***** The input *****
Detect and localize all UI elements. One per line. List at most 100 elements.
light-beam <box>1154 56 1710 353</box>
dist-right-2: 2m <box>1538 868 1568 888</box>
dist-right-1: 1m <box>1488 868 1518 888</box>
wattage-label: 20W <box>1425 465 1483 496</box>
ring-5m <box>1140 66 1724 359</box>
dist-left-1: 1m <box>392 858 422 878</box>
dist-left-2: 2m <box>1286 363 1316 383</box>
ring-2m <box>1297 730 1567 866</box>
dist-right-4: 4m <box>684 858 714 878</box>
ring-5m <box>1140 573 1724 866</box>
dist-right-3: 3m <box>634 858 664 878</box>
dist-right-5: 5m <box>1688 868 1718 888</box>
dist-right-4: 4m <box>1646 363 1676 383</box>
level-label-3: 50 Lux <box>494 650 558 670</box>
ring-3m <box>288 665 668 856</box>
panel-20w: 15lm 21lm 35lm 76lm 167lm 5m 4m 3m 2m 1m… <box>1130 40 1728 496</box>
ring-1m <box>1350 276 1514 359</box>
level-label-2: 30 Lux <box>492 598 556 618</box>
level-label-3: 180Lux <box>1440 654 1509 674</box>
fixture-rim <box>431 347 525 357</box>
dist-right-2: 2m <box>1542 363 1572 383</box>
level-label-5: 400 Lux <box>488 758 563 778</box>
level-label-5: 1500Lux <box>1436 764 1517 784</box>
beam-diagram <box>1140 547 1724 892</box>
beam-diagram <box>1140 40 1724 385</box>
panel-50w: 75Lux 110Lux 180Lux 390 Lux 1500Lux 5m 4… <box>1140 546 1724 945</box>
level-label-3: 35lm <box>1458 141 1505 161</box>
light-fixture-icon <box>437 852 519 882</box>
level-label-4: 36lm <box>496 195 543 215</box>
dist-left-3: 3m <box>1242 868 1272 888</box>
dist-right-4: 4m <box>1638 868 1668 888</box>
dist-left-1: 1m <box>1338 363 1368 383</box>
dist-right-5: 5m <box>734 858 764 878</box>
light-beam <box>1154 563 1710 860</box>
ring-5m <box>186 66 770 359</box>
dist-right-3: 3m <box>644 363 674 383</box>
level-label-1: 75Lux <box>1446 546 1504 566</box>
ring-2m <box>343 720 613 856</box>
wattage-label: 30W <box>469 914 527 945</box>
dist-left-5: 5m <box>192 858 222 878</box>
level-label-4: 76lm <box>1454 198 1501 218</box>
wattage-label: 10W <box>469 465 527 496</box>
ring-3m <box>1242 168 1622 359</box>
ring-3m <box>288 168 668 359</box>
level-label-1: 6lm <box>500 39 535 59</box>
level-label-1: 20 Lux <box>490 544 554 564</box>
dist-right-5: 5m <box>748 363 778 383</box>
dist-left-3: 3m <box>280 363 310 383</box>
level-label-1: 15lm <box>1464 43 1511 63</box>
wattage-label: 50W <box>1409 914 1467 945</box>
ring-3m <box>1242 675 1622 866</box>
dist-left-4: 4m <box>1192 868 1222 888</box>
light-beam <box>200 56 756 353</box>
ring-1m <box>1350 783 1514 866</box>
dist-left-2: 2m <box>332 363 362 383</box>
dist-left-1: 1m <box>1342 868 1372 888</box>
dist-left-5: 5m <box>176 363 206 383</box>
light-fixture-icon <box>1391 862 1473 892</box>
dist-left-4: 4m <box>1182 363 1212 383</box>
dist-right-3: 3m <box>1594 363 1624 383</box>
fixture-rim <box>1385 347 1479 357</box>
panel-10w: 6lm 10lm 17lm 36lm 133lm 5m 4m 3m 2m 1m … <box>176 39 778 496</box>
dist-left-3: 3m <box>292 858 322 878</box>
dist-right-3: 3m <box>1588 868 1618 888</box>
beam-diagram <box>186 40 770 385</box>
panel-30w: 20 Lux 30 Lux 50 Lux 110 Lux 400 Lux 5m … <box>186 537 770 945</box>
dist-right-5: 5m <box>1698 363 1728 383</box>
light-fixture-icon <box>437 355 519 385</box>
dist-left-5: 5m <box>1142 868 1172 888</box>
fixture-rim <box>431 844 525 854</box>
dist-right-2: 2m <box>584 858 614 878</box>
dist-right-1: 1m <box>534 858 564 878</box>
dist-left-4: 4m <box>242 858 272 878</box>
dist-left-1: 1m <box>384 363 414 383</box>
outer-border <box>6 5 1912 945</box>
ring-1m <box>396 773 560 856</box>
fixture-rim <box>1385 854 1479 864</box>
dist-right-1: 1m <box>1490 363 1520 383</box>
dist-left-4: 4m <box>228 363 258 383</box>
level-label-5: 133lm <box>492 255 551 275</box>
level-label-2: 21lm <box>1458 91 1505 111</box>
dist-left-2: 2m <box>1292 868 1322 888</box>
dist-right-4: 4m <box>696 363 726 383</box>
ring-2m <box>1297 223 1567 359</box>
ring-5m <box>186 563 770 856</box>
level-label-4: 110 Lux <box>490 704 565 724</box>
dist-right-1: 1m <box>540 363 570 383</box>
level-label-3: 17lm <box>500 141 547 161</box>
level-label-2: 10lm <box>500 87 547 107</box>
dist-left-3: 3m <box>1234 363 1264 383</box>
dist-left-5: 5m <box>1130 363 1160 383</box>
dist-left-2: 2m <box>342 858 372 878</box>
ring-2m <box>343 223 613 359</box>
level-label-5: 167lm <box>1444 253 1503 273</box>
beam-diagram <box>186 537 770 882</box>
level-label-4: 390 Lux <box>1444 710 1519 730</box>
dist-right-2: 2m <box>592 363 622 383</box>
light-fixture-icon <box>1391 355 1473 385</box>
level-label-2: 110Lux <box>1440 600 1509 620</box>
*****
→ Written request
Return the data above line for line without changes, starting at its first line and ending at the line that contains "dist-right-4: 4m <box>1646 363 1676 383</box>", both ends included.

→ Final answer
Detect and localize all UI elements. One per line. List at most 100 elements.
light-beam <box>1154 56 1710 353</box>
dist-right-2: 2m <box>1538 868 1568 888</box>
dist-right-1: 1m <box>1488 868 1518 888</box>
wattage-label: 20W <box>1425 465 1483 496</box>
ring-5m <box>1140 66 1724 359</box>
dist-left-1: 1m <box>392 858 422 878</box>
dist-left-2: 2m <box>1286 363 1316 383</box>
ring-2m <box>1297 730 1567 866</box>
dist-right-4: 4m <box>684 858 714 878</box>
ring-5m <box>1140 573 1724 866</box>
dist-right-3: 3m <box>634 858 664 878</box>
dist-right-5: 5m <box>1688 868 1718 888</box>
dist-right-4: 4m <box>1646 363 1676 383</box>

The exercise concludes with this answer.